→ **PROBLEM DETAILS**
In the listing below, pick out lines with "movimiento".

→ **DATA ENTRIES**
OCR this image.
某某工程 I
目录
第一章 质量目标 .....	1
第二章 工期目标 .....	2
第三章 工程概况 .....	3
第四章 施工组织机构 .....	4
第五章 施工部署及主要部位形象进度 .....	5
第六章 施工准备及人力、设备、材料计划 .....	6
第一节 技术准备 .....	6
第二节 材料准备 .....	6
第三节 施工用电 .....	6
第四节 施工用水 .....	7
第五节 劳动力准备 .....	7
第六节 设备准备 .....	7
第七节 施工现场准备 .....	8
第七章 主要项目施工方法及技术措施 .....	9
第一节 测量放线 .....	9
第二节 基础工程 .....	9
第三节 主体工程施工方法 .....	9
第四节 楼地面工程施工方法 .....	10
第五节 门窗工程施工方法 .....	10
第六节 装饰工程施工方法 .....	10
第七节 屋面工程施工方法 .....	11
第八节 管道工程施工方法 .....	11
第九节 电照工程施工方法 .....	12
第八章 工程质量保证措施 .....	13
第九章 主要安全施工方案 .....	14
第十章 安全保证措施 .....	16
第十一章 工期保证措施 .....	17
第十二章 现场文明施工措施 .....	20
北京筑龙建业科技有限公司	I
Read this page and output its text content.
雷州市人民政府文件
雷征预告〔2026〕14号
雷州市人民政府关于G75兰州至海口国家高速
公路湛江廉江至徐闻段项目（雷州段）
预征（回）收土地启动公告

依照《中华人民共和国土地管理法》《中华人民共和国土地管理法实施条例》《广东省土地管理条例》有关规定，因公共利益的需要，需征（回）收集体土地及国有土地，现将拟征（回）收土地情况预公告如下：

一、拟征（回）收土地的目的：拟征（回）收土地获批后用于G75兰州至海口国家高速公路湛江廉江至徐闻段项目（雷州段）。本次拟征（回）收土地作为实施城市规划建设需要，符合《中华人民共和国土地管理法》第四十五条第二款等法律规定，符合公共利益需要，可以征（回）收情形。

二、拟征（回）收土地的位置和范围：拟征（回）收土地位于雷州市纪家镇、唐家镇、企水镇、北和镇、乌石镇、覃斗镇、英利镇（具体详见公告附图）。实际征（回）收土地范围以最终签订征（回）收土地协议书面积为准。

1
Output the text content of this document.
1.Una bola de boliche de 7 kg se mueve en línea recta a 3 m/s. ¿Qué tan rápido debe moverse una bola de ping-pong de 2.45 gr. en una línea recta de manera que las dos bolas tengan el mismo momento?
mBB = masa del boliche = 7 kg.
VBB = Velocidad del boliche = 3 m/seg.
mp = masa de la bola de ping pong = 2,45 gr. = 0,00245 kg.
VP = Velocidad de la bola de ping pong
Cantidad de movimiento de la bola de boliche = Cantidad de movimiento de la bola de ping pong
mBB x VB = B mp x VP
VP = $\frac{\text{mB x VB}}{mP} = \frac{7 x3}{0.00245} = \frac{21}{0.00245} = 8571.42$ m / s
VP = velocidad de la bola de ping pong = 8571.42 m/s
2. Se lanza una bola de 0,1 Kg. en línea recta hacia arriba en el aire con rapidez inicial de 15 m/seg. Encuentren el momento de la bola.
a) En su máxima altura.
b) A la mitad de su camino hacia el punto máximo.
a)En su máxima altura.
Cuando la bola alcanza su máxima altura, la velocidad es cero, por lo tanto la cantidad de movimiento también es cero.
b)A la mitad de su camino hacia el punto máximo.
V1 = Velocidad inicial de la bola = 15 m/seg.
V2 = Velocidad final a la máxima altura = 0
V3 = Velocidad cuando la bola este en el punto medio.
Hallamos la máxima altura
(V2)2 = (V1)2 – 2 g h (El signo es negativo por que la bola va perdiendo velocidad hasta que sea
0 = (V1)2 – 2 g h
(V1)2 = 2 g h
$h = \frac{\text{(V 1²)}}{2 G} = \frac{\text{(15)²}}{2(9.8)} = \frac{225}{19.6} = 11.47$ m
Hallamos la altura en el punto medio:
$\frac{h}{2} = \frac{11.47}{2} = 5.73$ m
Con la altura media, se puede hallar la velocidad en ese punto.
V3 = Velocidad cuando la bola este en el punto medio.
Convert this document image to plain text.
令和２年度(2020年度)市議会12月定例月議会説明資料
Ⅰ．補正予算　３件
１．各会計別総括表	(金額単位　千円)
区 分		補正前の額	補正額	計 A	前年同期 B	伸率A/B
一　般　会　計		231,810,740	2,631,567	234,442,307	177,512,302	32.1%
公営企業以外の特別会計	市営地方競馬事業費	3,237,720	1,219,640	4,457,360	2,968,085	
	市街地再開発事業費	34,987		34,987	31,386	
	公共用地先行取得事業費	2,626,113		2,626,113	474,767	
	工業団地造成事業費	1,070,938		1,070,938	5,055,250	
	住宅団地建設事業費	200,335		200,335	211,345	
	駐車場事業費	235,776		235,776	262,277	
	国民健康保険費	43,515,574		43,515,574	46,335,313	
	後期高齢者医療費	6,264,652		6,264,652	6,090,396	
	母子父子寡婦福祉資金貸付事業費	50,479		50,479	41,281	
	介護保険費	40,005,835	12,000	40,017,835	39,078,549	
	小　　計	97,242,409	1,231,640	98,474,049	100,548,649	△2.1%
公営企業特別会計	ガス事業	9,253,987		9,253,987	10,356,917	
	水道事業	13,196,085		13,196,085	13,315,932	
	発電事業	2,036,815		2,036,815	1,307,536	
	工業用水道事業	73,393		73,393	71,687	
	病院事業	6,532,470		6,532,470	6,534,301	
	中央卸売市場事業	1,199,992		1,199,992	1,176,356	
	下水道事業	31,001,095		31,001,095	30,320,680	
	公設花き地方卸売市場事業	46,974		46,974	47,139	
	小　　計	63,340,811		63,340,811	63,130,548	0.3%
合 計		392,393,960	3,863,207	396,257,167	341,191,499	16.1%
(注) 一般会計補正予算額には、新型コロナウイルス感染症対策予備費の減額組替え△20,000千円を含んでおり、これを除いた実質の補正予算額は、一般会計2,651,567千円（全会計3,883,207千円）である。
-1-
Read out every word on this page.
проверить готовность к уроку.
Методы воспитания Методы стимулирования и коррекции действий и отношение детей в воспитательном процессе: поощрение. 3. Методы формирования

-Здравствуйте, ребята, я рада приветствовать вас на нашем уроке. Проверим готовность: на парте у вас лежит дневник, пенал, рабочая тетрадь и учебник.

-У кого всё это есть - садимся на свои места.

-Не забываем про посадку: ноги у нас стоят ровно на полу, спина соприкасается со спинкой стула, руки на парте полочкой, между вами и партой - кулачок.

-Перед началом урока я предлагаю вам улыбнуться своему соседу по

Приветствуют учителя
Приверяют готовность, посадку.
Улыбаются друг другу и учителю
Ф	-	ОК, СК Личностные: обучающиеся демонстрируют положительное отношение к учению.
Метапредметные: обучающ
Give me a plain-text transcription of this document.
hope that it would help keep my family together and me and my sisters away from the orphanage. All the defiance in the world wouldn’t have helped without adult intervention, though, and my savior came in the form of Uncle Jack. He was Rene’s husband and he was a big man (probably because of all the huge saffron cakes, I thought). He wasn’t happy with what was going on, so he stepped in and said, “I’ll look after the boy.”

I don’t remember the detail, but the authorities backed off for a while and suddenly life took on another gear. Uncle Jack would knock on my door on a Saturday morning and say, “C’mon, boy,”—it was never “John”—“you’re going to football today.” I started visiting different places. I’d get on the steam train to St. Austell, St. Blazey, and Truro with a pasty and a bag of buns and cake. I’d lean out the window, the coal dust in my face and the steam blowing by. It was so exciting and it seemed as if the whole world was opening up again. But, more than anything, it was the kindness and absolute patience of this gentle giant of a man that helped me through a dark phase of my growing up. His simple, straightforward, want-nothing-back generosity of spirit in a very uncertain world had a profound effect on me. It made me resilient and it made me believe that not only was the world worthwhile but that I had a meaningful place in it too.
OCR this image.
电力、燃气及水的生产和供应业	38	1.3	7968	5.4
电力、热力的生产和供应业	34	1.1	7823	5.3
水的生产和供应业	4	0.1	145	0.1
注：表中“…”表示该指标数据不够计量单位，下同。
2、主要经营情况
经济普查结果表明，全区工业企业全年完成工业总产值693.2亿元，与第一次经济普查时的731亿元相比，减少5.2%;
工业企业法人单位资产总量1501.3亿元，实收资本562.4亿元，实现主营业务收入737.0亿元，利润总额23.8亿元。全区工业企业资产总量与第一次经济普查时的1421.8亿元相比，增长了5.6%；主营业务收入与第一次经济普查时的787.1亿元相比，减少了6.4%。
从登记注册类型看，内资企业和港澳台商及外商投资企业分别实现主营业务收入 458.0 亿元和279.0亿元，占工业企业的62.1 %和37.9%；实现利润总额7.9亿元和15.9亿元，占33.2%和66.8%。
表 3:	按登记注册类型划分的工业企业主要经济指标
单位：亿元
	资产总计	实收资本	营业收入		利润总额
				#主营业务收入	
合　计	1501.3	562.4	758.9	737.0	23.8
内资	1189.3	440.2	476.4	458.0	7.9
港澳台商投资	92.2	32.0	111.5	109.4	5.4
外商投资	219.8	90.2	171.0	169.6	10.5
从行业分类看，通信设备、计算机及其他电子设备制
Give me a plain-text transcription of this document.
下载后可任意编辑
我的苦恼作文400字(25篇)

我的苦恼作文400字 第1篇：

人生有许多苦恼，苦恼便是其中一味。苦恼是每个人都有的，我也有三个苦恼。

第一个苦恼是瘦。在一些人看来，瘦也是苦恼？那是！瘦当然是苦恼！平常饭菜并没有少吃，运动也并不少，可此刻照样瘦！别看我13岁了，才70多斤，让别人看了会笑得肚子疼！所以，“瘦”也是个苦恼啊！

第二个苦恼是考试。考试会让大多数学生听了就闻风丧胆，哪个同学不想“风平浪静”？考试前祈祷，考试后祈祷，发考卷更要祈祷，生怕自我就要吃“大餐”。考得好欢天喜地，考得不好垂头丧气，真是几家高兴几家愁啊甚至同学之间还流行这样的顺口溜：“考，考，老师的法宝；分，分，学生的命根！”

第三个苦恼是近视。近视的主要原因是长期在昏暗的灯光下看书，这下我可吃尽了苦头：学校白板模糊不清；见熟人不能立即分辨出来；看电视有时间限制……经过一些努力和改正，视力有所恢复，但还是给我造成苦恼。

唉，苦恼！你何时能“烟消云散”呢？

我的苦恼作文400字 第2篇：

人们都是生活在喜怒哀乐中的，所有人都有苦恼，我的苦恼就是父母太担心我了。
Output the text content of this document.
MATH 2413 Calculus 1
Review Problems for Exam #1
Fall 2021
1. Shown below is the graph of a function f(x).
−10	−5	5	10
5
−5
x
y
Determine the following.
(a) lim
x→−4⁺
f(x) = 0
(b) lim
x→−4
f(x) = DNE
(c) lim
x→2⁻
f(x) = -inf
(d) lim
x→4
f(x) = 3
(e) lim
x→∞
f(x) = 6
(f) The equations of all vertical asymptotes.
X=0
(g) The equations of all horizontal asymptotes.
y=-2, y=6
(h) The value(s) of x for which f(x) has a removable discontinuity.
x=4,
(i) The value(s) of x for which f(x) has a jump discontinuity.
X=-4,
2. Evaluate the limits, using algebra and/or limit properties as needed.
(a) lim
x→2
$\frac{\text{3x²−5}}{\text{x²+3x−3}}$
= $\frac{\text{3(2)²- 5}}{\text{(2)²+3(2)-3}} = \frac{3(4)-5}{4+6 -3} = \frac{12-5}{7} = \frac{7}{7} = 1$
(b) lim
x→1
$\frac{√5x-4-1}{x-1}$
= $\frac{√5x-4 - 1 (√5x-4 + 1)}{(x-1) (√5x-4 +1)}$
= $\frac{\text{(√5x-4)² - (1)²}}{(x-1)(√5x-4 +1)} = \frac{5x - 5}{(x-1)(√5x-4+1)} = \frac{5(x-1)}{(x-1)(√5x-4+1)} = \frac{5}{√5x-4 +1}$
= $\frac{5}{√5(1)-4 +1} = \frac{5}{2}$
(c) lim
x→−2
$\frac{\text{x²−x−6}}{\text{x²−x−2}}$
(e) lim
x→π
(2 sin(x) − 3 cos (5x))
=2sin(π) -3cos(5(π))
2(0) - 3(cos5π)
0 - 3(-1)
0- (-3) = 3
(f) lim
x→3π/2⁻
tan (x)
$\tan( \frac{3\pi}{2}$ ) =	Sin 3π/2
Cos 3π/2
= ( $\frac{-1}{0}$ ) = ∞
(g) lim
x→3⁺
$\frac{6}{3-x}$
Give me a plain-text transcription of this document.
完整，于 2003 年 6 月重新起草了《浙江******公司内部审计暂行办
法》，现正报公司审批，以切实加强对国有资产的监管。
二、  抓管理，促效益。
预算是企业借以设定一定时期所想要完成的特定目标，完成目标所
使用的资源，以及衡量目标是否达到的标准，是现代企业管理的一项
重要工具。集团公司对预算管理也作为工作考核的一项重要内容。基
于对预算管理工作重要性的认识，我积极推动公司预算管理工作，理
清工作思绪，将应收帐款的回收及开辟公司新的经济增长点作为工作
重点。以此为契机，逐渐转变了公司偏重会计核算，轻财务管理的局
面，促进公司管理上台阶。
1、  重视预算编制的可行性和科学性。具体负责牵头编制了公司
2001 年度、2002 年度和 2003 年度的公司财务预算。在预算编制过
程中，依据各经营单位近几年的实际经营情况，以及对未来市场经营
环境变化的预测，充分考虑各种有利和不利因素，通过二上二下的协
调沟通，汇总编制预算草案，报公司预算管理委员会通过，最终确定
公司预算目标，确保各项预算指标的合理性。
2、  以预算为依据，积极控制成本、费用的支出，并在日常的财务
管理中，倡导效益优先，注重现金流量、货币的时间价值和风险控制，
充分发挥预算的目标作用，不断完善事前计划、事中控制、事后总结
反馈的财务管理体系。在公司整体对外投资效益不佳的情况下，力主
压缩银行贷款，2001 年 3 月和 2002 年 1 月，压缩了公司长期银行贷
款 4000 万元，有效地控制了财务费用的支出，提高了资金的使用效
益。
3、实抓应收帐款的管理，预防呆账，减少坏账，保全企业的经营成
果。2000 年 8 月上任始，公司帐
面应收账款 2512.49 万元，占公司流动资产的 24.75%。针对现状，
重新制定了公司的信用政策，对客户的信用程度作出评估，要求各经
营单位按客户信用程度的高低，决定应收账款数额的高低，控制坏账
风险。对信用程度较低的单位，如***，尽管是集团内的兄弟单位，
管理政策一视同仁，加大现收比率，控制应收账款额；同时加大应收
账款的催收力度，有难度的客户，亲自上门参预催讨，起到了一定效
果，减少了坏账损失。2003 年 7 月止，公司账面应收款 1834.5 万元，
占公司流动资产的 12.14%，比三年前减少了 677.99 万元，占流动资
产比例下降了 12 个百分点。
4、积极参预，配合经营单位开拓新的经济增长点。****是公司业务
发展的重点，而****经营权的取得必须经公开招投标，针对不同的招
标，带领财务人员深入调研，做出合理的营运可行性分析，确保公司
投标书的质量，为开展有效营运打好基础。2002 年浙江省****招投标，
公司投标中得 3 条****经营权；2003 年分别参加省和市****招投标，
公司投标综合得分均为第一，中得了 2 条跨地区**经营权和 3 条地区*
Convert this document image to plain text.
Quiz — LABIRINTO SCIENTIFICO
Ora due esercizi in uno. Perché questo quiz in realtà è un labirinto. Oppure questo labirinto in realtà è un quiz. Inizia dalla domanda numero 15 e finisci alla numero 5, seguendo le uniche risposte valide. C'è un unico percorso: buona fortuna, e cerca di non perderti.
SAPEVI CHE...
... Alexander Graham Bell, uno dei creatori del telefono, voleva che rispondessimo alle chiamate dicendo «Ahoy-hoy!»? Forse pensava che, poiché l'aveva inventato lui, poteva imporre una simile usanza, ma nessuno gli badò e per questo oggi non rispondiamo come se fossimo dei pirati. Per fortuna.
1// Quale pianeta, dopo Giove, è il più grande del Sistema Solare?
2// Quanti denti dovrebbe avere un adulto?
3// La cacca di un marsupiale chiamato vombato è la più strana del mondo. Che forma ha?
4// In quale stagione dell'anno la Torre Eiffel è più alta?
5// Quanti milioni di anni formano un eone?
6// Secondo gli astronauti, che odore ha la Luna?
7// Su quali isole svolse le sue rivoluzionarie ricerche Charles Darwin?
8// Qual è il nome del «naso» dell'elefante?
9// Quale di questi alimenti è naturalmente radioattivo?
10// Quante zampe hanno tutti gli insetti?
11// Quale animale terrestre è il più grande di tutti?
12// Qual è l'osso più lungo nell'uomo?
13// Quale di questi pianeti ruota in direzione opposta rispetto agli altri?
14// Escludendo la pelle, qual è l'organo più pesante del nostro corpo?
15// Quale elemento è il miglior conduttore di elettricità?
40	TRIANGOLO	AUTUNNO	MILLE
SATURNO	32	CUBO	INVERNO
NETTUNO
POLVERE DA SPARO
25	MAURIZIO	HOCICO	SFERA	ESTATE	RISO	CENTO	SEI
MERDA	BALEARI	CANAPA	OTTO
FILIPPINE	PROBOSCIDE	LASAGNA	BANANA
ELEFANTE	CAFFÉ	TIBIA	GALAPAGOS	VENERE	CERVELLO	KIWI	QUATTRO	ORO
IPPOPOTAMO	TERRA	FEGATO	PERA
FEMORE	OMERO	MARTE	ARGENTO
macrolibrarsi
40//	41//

→ **TASK OUTPUT**
Cantidad de movimiento de la bola de boliche = Cantidad de movimiento de la bola de ping pong
Cuando la bola alcanza su máxima altura, la velocidad es cero, por lo tanto la cantidad de movimiento también es cero.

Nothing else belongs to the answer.